**What is asked:**
Restate each entry word for word, leaving nothing out.

(Figure dataset records)
>> START

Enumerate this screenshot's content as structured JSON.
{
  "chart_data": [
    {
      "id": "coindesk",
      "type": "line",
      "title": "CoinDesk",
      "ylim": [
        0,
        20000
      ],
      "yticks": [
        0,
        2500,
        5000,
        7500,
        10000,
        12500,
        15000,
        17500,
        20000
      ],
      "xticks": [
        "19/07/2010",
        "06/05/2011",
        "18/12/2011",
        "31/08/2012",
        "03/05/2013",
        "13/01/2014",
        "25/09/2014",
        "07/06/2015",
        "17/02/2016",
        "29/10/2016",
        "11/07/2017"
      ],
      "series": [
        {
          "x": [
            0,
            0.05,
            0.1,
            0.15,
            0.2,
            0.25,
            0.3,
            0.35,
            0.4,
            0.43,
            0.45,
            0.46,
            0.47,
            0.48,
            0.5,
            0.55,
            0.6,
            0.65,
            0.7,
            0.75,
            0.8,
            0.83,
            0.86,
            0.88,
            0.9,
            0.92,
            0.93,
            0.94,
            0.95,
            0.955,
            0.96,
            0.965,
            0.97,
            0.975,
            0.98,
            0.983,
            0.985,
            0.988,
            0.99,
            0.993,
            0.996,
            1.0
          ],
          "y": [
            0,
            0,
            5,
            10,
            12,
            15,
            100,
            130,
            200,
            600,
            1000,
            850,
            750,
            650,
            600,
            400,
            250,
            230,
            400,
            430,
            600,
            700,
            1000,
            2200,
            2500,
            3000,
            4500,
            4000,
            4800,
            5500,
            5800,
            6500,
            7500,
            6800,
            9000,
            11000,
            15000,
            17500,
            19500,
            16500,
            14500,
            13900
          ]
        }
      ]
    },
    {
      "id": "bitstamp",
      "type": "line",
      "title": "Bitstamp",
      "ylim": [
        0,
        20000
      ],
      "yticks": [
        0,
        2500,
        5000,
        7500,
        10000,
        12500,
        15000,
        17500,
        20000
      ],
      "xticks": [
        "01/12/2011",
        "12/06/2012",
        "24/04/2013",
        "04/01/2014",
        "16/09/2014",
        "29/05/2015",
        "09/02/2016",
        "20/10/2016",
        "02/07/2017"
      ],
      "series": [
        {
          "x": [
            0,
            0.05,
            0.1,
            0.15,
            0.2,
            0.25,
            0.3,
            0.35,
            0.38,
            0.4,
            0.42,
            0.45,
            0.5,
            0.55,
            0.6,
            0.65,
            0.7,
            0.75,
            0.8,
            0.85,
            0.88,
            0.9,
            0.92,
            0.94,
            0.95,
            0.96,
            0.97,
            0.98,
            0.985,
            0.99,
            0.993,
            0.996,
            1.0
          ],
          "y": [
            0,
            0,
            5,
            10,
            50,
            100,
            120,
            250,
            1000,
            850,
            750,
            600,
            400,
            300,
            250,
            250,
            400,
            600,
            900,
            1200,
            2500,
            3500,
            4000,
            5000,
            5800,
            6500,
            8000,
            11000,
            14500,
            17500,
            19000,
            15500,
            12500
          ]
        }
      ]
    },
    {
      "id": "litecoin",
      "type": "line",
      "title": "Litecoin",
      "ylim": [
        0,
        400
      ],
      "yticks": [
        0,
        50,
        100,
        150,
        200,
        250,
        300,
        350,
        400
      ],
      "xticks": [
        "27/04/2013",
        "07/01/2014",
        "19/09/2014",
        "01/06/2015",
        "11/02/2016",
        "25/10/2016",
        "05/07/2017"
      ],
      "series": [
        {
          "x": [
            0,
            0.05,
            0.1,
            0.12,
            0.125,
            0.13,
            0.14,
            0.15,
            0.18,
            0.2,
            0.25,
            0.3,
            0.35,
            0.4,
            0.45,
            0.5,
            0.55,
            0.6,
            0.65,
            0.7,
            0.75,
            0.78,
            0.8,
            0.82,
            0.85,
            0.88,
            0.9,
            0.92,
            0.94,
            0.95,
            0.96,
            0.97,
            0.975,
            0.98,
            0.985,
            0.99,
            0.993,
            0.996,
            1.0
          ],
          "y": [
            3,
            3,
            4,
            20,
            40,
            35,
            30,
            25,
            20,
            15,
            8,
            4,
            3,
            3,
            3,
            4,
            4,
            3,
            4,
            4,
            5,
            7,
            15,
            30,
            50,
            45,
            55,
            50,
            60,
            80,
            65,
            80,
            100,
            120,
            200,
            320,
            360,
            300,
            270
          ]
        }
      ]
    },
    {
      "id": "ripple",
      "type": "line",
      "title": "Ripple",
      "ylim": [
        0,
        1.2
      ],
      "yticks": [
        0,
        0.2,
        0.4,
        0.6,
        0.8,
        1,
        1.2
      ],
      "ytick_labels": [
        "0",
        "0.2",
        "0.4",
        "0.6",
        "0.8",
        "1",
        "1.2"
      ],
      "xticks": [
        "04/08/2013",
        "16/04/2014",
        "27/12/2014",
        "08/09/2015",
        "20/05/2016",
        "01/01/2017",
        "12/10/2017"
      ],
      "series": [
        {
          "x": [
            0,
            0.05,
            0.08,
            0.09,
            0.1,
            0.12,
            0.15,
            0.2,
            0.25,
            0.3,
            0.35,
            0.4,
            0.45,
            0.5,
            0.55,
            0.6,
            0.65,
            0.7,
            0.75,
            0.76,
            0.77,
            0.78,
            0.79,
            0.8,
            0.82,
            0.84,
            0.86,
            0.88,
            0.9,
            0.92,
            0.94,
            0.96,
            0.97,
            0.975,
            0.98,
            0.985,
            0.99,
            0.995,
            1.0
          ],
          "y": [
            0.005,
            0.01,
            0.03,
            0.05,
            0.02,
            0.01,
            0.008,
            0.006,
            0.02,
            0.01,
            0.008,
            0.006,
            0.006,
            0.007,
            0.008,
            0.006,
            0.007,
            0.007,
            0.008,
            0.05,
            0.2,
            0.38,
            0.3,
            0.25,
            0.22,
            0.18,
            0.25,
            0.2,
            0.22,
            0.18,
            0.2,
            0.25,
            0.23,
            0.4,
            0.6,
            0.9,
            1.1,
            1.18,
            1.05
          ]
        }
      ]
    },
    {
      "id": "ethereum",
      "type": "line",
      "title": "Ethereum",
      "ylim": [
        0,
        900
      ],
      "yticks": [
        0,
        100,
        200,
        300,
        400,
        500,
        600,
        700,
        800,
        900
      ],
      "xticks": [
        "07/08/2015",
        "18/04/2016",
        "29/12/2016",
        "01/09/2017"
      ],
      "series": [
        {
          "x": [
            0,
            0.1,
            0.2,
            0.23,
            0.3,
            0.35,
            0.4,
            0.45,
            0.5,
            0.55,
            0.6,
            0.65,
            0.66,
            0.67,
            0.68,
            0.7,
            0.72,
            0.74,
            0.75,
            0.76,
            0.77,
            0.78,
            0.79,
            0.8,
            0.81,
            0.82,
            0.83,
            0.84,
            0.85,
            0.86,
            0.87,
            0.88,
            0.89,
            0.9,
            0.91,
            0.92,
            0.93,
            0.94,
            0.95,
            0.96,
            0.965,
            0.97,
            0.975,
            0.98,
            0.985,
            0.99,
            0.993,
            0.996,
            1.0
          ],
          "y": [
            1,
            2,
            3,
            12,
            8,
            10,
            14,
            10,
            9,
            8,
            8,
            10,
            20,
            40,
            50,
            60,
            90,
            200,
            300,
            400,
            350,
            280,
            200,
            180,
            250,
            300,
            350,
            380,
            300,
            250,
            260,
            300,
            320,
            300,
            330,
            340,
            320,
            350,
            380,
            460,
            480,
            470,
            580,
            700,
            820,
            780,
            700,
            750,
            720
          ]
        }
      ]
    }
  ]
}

>> END

**Exercise output:**
Enumerate this screenshot's content as structured JSON.
{
  "chart_data": [
    {
      "id": "coindesk",
      "type": "line",
      "title": "CoinDesk",
      "ylim": [
        0,
        20000
      ],
      "yticks": [
        0,
        2500,
        5000,
        7500,
        10000,
        12500,
        15000,
        17500,
        20000
      ],
      "xticks": [
        "19/07/2010",
        "06/05/2011",
        "18/12/2011",
        "31/08/2012",
        "03/05/2013",
        "13/01/2014",
        "25/09/2014",
        "07/06/2015",
        "17/02/2016",
        "29/10/2016",
        "11/07/2017"
      ],
      "series": [
        {
          "x": [
            0,
            0.05,
            0.1,
            0.15,
            0.2,
            0.25,
            0.3,
            0.35,
            0.4,
            0.43,
            0.45,
            0.46,
            0.47,
            0.48,
            0.5,
            0.55,
            0.6,
            0.65,
            0.7,
            0.75,
            0.8,
            0.83,
            0.86,
            0.88,
            0.9,
            0.92,
            0.93,
            0.94,
            0.95,
            0.955,
            0.96,
            0.965,
            0.97,
            0.975,
            0.98,
            0.983,
            0.985,
            0.988,
            0.99,
            0.993,
            0.996,
            1.0
          ],
          "y": [
            0,
            0,
            5,
            10,
            12,
            15,
            100,
            130,
            200,
            600,
            1000,
            850,
            750,
            650,
            600,
            400,
            250,
            230,
            400,
            430,
            600,
            700,
            1000,
            2200,
            2500,
            3000,
            4500,
            4000,
            4800,
            5500,
            5800,
            6500,
            7500,
            6800,
            9000,
            11000,
            15000,
            17500,
            19500,
            16500,
            14500,
            13900
          ]
        }
      ]
    },
    {
      "id": "bitstamp",
      "type": "line",
      "title": "Bitstamp",
      "ylim": [
        0,
        20000
      ],
      "yticks": [
        0,
        2500,
        5000,
        7500,
        10000,
        12500,
        15000,
        17500,
        20000
      ],
      "xticks": [
        "01/12/2011",
        "12/06/2012",
        "24/04/2013",
        "04/01/2014",
        "16/09/2014",
        "29/05/2015",
        "09/02/2016",
        "20/10/2016",
        "02/07/2017"
      ],
      "series": [
        {
          "x": [
            0,
            0.05,
            0.1,
            0.15,
            0.2,
            0.25,
            0.3,
            0.35,
            0.38,
            0.4,
            0.42,
            0.45,
            0.5,
            0.55,
            0.6,
            0.65,
            0.7,
            0.75,
            0.8,
            0.85,
            0.88,
            0.9,
            0.92,
            0.94,
            0.95,
            0.96,
            0.97,
            0.98,
            0.985,
            0.99,
            0.993,
            0.996,
            1.0
          ],
          "y": [
            0,
            0,
            5,
            10,
            50,
            100,
            120,
            250,
            1000,
            850,
            750,
            600,
            400,
            300,
            250,
            250,
            400,
            600,
            900,
            1200,
            2500,
            3500,
            4000,
            5000,
            5800,
            6500,
            8000,
            11000,
            14500,
            17500,
            19000,
            15500,
            12500
          ]
        }
      ]
    },
    {
      "id": "litecoin",
      "type": "line",
      "title": "Litecoin",
      "ylim": [
        0,
        400
      ],
      "yticks": [
        0,
        50,
        100,
        150,
        200,
        250,
        300,
        350,
        400
      ],
      "xticks": [
        "27/04/2013",
        "07/01/2014",
        "19/09/2014",
        "01/06/2015",
        "11/02/2016",
        "25/10/2016",
        "05/07/2017"
      ],
      "series": [
        {
          "x": [
            0,
            0.05,
            0.1,
            0.12,
            0.125,
            0.13,
            0.14,
            0.15,
            0.18,
            0.2,
            0.25,
            0.3,
            0.35,
            0.4,
            0.45,
            0.5,
            0.55,
            0.6,
            0.65,
            0.7,
            0.75,
            0.78,
            0.8,
            0.82,
            0.85,
            0.88,
            0.9,
            0.92,
            0.94,
            0.95,
            0.96,
            0.97,
            0.975,
            0.98,
            0.985,
            0.99,
            0.993,
            0.996,
            1.0
          ],
          "y": [
            3,
            3,
            4,
            20,
            40,
            35,
            30,
            25,
            20,
            15,
            8,
            4,
            3,
            3,
            3,
            4,
            4,
            3,
            4,
            4,
            5,
            7,
            15,
            30,
            50,
            45,
            55,
            50,
            60,
            80,
            65,
            80,
            100,
            120,
            200,
            320,
            360,
            300,
            270
          ]
        }
      ]
    },
    {
      "id": "ripple",
      "type": "line",
      "title": "Ripple",
      "ylim": [
        0,
        1.2
      ],
      "yticks": [
        0,
        0.2,
        0.4,
        0.6,
        0.8,
        1,
        1.2
      ],
      "ytick_labels": [
        "0",
        "0.2",
        "0.4",
        "0.6",
        "0.8",
        "1",
        "1.2"
      ],
      "xticks": [
        "04/08/2013",
        "16/04/2014",
        "27/12/2014",
        "08/09/2015",
        "20/05/2016",
        "01/01/2017",
        "12/10/2017"
      ],
      "series": [
        {
          "x": [
            0,
            0.05,
            0.08,
            0.09,
            0.1,
            0.12,
            0.15,
            0.2,
            0.25,
            0.3,
            0.35,
            0.4,
            0.45,
            0.5,
            0.55,
            0.6,
            0.65,
            0.7,
            0.75,
            0.76,
            0.77,
            0.78,
            0.79,
            0.8,
            0.82,
            0.84,
            0.86,
            0.88,
            0.9,
            0.92,
            0.94,
            0.96,
            0.97,
            0.975,
            0.98,
            0.985,
            0.99,
            0.995,
            1.0
          ],
          "y": [
            0.005,
            0.01,
            0.03,
            0.05,
            0.02,
            0.01,
            0.008,
            0.006,
            0.02,
            0.01,
            0.008,
            0.006,
            0.006,
            0.007,
            0.008,
            0.006,
            0.007,
            0.007,
            0.008,
            0.05,
            0.2,
            0.38,
            0.3,
            0.25,
            0.22,
            0.18,
            0.25,
            0.2,
            0.22,
            0.18,
            0.2,
            0.25,
            0.23,
            0.4,
            0.6,
            0.9,
            1.1,
            1.18,
            1.05
          ]
        }
      ]
    },
    {
      "id": "ethereum",
      "type": "line",
      "title": "Ethereum",
      "ylim": [
        0,
        900
      ],
      "yticks": [
        0,
        100,
        200,
        300,
        400,
        500,
        600,
        700,
        800,
        900
      ],
      "xticks": [
        "07/08/2015",
        "18/04/2016",
        "29/12/2016",
        "01/09/2017"
      ],
      "series": [
        {
          "x": [
            0,
            0.1,
            0.2,
            0.23,
            0.3,
            0.35,
            0.4,
            0.45,
            0.5,
            0.55,
            0.6,
            0.65,
            0.66,
            0.67,
            0.68,
            0.7,
            0.72,
            0.74,
            0.75,
            0.76,
            0.77,
            0.78,
            0.79,
            0.8,
            0.81,
            0.82,
            0.83,
            0.84,
            0.85,
            0.86,
            0.87,
            0.88,
            0.89,
            0.9,
            0.91,
            0.92,
            0.93,
            0.94,
            0.95,
            0.96,
            0.965,
            0.97,
            0.975,
            0.98,
            0.985,
            0.99,
            0.993,
            0.996,
            1.0
          ],
          "y": [
            1,
            2,
            3,
            12,
            8,
            10,
            14,
            10,
            9,
            8,
            8,
            10,
            20,
            40,
            50,
            60,
            90,
            200,
            300,
            400,
            350,
            280,
            200,
            180,
            250,
            300,
            350,
            380,
            300,
            250,
            260,
            300,
            320,
            300,
            330,
            340,
            320,
            350,
            380,
            460,
            480,
            470,
            580,
            700,
            820,
            780,
            700,
            750,
            720
          ]
        }
      ]
    }
  ]
}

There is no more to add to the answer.